## WHAT THIS TASK INVOLVES
In the entries below, find the lines with the word "enabled" and copy them.

━━━━━━

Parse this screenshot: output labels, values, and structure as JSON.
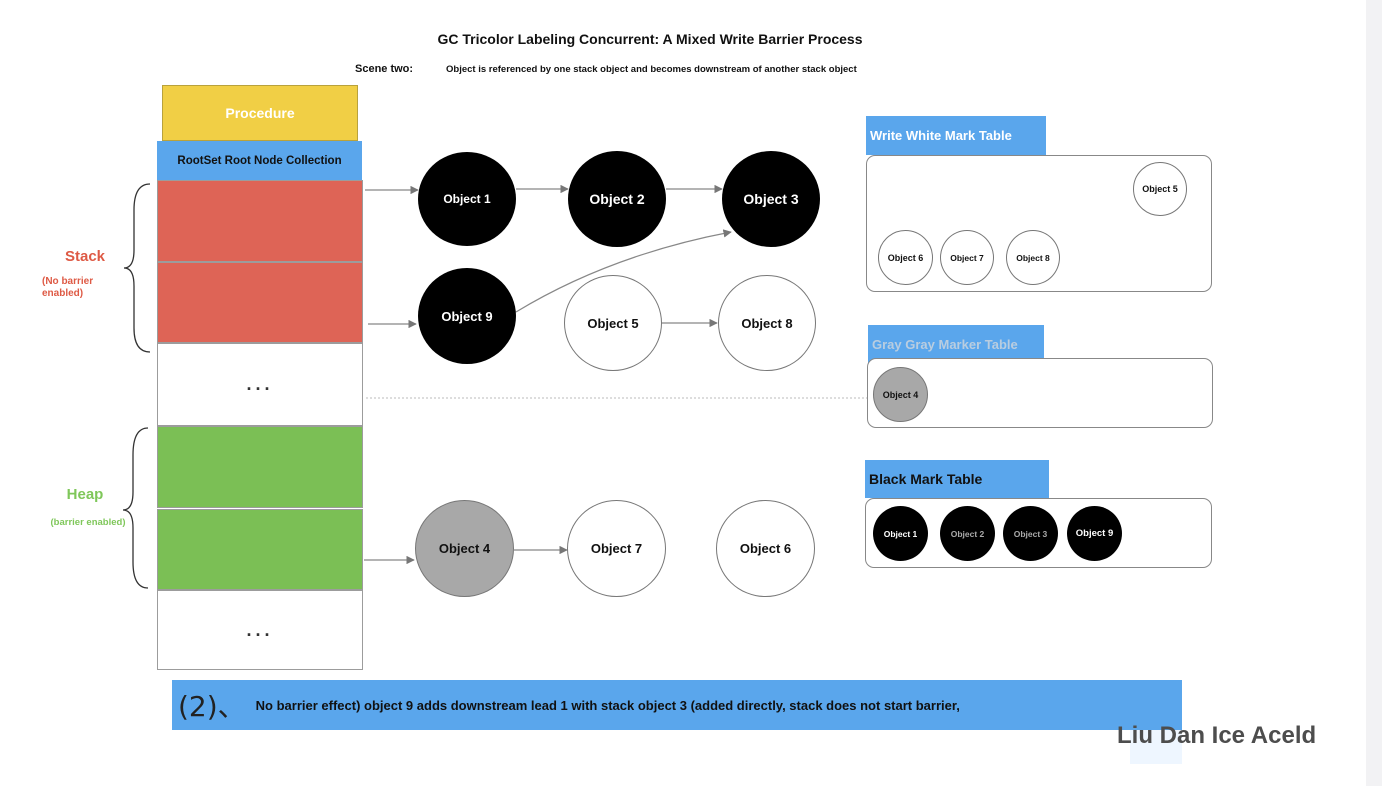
{
  "title": "GC Tricolor Labeling Concurrent: A Mixed Write Barrier Process",
  "scene": {
    "label": "Scene two:",
    "text": "Object is referenced by one stack object and becomes downstream of another stack object"
  },
  "procedure_label": "Procedure",
  "rootset_label": "RootSet Root Node Collection",
  "ellipsis": "...",
  "stack": {
    "label": "Stack",
    "sublabel": "(No barrier enabled)"
  },
  "heap": {
    "label": "Heap",
    "sublabel": "(barrier enabled)"
  },
  "nodes": {
    "obj1": "Object 1",
    "obj2": "Object 2",
    "obj3": "Object 3",
    "obj9": "Object 9",
    "obj5": "Object 5",
    "obj8": "Object 8",
    "obj4": "Object 4",
    "obj7": "Object 7",
    "obj6": "Object 6"
  },
  "colors": {
    "black": "#000000",
    "white": "#ffffff",
    "gray": "#a8a8a8",
    "stack_red": "#de6456",
    "heap_green": "#7bbf55",
    "procedure_yellow": "#f1cf45",
    "header_blue": "#5aa6ec"
  },
  "tables": {
    "white": {
      "header": "Write White Mark Table",
      "items": [
        "Object 5",
        "Object 6",
        "Object 7",
        "Object 8"
      ]
    },
    "gray": {
      "header": "Gray Gray Marker Table",
      "items": [
        "Object 4"
      ]
    },
    "black": {
      "header": "Black Mark Table",
      "items": [
        "Object 1",
        "Object 2",
        "Object 3",
        "Object 9"
      ]
    }
  },
  "caption": {
    "number": "(2)、",
    "text": "No barrier effect) object 9 adds downstream lead 1 with stack object 3 (added directly, stack does not start barrier,"
  },
  "author": "Liu Dan Ice Aceld"
}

━━━━━━

## EXPECTED ANSWER
    "sublabel": "(No barrier enabled)"
    "sublabel": "(barrier enabled)"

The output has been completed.